Task directions: Please give the listing again, word for word, with nothing left out.

Dataset records:
# # # #

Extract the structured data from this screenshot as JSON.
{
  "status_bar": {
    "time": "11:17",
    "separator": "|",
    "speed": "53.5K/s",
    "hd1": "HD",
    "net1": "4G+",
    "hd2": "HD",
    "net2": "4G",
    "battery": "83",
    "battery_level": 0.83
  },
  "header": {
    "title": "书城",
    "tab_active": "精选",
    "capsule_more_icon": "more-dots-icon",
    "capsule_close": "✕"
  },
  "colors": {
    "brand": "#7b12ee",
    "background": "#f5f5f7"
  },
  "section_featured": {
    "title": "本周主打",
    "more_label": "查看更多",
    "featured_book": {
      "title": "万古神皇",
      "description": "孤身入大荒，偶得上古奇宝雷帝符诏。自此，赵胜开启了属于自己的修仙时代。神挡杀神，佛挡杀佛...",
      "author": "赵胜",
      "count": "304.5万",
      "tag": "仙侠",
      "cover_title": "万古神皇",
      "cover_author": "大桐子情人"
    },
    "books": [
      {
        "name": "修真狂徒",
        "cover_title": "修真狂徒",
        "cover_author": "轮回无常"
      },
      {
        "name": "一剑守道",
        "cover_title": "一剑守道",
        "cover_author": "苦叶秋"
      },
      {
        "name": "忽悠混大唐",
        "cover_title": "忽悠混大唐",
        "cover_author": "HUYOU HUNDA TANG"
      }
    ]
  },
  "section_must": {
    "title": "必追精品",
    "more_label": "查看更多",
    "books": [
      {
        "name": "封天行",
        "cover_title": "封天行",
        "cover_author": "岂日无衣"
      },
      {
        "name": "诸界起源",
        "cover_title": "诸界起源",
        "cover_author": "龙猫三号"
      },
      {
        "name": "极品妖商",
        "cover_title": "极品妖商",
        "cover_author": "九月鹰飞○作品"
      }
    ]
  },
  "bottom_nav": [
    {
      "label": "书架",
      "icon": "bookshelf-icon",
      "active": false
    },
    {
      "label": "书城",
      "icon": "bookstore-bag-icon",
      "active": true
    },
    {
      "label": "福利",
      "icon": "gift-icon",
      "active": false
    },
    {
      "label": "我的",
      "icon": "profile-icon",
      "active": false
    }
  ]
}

# # # #

Solution for this task:
Extract the structured data from this screenshot as JSON.
{
  "status_bar": {
    "time": "11:17",
    "separator": "|",
    "speed": "53.5K/s",
    "hd1": "HD",
    "net1": "4G+",
    "hd2": "HD",
    "net2": "4G",
    "battery": "83",
    "battery_level": 0.83
  },
  "header": {
    "title": "书城",
    "tab_active": "精选",
    "capsule_more_icon": "more-dots-icon",
    "capsule_close": "✕"
  },
  "colors": {
    "brand": "#7b12ee",
    "background": "#f5f5f7"
  },
  "section_featured": {
    "title": "本周主打",
    "more_label": "查看更多",
    "featured_book": {
      "title": "万古神皇",
      "description": "孤身入大荒，偶得上古奇宝雷帝符诏。自此，赵胜开启了属于自己的修仙时代。神挡杀神，佛挡杀佛...",
      "author": "赵胜",
      "count": "304.5万",
      "tag": "仙侠",
      "cover_title": "万古神皇",
      "cover_author": "大桐子情人"
    },
    "books": [
      {
        "name": "修真狂徒",
        "cover_title": "修真狂徒",
        "cover_author": "轮回无常"
      },
      {
        "name": "一剑守道",
        "cover_title": "一剑守道",
        "cover_author": "苦叶秋"
      },
      {
        "name": "忽悠混大唐",
        "cover_title": "忽悠混大唐",
        "cover_author": "HUYOU HUNDA TANG"
      }
    ]
  },
  "section_must": {
    "title": "必追精品",
    "more_label": "查看更多",
    "books": [
      {
        "name": "封天行",
        "cover_title": "封天行",
        "cover_author": "岂日无衣"
      },
      {
        "name": "诸界起源",
        "cover_title": "诸界起源",
        "cover_author": "龙猫三号"
      },
      {
        "name": "极品妖商",
        "cover_title": "极品妖商",
        "cover_author": "九月鹰飞○作品"
      }
    ]
  },
  "bottom_nav": [
    {
      "label": "书架",
      "icon": "bookshelf-icon",
      "active": false
    },
    {
      "label": "书城",
      "icon": "bookstore-bag-icon",
      "active": true
    },
    {
      "label": "福利",
      "icon": "gift-icon",
      "active": false
    },
    {
      "label": "我的",
      "icon": "profile-icon",
      "active": false
    }
  ]
}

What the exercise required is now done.